How can I enter quotes to "white list" on HtmlEncode? - asp.net-mvc-3

Heyy all!
I'm using asp.net mvc 3 and AntiXssLibrary 4.2 and I try to encode some text with single or duble quotes and the problem is that I get ' " instead of ' or " and in Hebrew they are very useful (like רמב"ם or צ'ק). I know that there are included on the hebrew and default parameter on this method:
UnicodeCharacterEncoder.MarkAsSafe(
LowerCodeCharts.Default | LowerCodeCharts.Hebrew,
LowerMidCodeCharts.None,
MidCodeCharts.None,
UpperMidCodeCharts.None,
UpperCodeCharts.None);
I try all the encoding methods with no expected result.
EDIT:
for my second problem that I try to put on my view a html string like this
return new HtmlString(Encoder.HtmlEncode(resFile));
and i get all the html format instead the rendered page, the problem was that microsoft move the GetSafeHtml() method to the HtmlSanitizationLibrary assembly - I find it on this answer and I download it from here. Now I can use it like this
return new HtmlString(Sanitizer.GetSafeHtml(questionsAnswerString));
After that of course I added the reference
using Microsoft.Security.Application;
Now I'm stuck with those qoutes' any help?

Ok, if you get ' " on the html page that is rendered, then it occurs to me that you are running in to the problem of double html encoding.
To replicate your situation, copy and paste the Replication: code in one of your views, and see the problem for yourself.
HtmlString and MvcHtmlString are not supposed to encode a html string that is already encoded. So in your case either the
return new HtmlString(Encoder.HtmlEncode(resFile));
or
Sanitizer.GetSafeHtml(questionsAnswerString)

DIRECTIONS:
• a. List every code chart value passed to UnicodeCharacterEncoder.MarkAsSafe in the HtmlEncode thread.
• b. Continue the HtmlEncode thread from its final line.
The data that follows has no connection to the HtmlEncode thread.

DATA SUPPLIED:
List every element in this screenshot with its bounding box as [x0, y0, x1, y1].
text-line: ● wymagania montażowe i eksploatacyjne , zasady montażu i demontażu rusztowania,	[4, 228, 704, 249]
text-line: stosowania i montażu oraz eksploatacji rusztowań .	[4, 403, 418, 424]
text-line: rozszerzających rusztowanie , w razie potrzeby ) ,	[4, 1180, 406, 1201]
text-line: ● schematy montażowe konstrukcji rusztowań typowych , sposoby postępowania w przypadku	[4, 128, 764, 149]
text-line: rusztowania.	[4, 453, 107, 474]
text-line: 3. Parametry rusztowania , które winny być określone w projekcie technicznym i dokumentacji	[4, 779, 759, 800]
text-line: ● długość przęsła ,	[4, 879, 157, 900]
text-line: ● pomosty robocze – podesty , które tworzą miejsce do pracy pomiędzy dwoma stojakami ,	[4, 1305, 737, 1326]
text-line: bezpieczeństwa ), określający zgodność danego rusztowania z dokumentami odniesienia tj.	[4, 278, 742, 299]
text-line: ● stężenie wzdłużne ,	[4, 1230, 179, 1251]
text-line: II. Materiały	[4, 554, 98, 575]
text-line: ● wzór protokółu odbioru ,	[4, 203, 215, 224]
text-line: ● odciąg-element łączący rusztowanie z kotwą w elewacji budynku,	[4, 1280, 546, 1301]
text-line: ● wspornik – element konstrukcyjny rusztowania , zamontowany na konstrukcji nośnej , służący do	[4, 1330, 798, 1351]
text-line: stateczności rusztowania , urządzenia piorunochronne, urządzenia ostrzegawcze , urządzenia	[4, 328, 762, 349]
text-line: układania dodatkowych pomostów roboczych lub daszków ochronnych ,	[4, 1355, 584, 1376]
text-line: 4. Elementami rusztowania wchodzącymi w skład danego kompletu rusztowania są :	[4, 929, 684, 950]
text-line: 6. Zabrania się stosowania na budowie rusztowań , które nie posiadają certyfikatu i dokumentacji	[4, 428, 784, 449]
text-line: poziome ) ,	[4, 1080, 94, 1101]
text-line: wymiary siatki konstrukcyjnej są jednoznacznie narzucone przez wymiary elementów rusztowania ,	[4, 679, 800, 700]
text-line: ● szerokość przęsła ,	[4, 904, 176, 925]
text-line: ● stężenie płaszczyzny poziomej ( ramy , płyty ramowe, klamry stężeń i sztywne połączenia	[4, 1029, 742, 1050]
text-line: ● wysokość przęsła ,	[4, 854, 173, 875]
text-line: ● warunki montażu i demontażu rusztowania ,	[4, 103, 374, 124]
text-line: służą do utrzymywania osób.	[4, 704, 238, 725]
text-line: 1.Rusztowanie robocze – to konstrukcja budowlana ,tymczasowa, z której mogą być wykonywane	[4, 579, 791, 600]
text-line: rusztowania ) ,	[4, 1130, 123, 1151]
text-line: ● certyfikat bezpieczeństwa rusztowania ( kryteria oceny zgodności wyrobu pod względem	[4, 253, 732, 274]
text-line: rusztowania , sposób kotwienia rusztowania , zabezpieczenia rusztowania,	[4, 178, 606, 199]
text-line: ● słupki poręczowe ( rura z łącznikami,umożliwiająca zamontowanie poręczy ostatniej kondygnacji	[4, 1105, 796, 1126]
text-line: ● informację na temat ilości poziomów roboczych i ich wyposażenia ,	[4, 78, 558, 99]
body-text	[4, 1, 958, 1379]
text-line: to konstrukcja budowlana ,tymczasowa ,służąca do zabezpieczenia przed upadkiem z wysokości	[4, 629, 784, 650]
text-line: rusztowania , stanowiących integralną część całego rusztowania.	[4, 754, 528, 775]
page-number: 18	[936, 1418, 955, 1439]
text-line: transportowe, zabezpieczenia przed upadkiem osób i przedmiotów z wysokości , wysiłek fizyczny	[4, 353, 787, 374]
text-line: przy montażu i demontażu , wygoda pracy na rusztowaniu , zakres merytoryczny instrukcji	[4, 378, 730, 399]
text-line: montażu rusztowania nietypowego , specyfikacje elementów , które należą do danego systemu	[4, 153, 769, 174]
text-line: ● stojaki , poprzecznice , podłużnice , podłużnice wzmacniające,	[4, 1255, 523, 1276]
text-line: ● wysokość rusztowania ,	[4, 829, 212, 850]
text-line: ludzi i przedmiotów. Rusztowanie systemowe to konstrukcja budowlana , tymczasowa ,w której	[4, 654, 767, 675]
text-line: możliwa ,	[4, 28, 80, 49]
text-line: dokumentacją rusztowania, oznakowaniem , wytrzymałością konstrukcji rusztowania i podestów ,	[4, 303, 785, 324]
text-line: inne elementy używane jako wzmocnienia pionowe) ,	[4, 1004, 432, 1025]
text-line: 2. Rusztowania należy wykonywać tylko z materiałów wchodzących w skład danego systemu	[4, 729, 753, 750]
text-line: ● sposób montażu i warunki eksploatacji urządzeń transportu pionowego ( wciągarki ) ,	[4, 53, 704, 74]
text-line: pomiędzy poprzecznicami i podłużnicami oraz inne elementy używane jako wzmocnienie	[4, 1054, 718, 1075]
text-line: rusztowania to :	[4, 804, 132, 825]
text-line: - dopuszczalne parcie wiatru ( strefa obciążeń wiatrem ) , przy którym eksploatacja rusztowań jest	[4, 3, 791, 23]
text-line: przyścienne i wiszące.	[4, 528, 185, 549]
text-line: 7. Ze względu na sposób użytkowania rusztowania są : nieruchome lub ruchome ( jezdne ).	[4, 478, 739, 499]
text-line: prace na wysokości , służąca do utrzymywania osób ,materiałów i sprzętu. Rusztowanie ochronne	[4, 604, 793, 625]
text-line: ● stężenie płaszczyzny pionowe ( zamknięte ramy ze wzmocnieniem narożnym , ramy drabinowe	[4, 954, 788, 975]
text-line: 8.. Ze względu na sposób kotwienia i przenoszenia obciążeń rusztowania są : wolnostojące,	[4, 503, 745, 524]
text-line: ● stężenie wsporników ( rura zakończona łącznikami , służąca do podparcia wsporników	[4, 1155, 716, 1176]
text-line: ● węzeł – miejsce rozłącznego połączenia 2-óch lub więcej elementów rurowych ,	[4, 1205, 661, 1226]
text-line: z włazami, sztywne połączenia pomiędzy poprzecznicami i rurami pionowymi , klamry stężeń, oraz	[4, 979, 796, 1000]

RESPONSES TO THE EXERCISE:
• a.
LowerCodeCharts.Default
LowerCodeCharts.Hebrew
LowerMidCodeCharts.None
MidCodeCharts.None
UpperMidCodeCharts.None
UpperCodeCharts.None

• b.
is returning a string that is Html encoded, and after which in the view you are actually encoding it one more time.
This may happen because in your view which is actually rendering your content, you are using the razor
#alreadyHtmlEncodedString
// razor's # syntax html encodes the given string
//(irrespective of the fact that the given string is not html encoded
//or the given string is html encoded already or whatever.
//it just encodes the given string)
or the aspx
<%:alreadyHtmlEncodedString%>
// aspx's <%: %> html encodes the given string
//(irrespective of the fact that the given string is not html encoded
//or the given string is html encoded already or whatever.
//it just encodes the given string)
So, if that is the case. Either use Html.Raw for the string that is already html encoded. Or just rely on the # syntax of razor for the unsafe non html encoded string, whichever is your way to go.
Replication:
Below is some code for replicating your scenario, if it helps. And a sample output as well as an image. Put the below code in one of your views.
#{string quotes = #"'""";
string quotesHtmlEncoded = Html.Encode(#"'""");
string hebrew = #"like רמב""ם or צ'ק";
string hebrewHtmlEncoded = Html.Encode(#"like רמב""ם or צ'ק");
string sampleXss = "<script>alert('1')</script>";
string sampleXssHtmlEncoded = Html.Encode("<script>alert('1')</script>");
}
<table border="1">
<thead>
<tr>
<th></th>
<th>razor ##
</th>
<th>Raw
</th>
<th>MvcHtmlString.Create
</th>
</tr>
</thead>
<tbody>
<tr>
<td>quotes
</td>
<td>
#quotes
</td>
<td>
#Html.Raw(quotes)
</td>
<td>
#MvcHtmlString.Create(quotes)
</td>
</tr>
<tr>
<td>quotesHtmlEncoded
</td>
<td>
#quotesHtmlEncoded
</td>
<td>
#Html.Raw(quotesHtmlEncoded)
</td>
<td>
#MvcHtmlString.Create(quotesHtmlEncoded)
</td>
</tr>
<tr>
<td>hebrew
</td>
<td>
#hebrew
</td>
<td>
#Html.Raw(hebrew)
</td>
<td>
#MvcHtmlString.Create(hebrew)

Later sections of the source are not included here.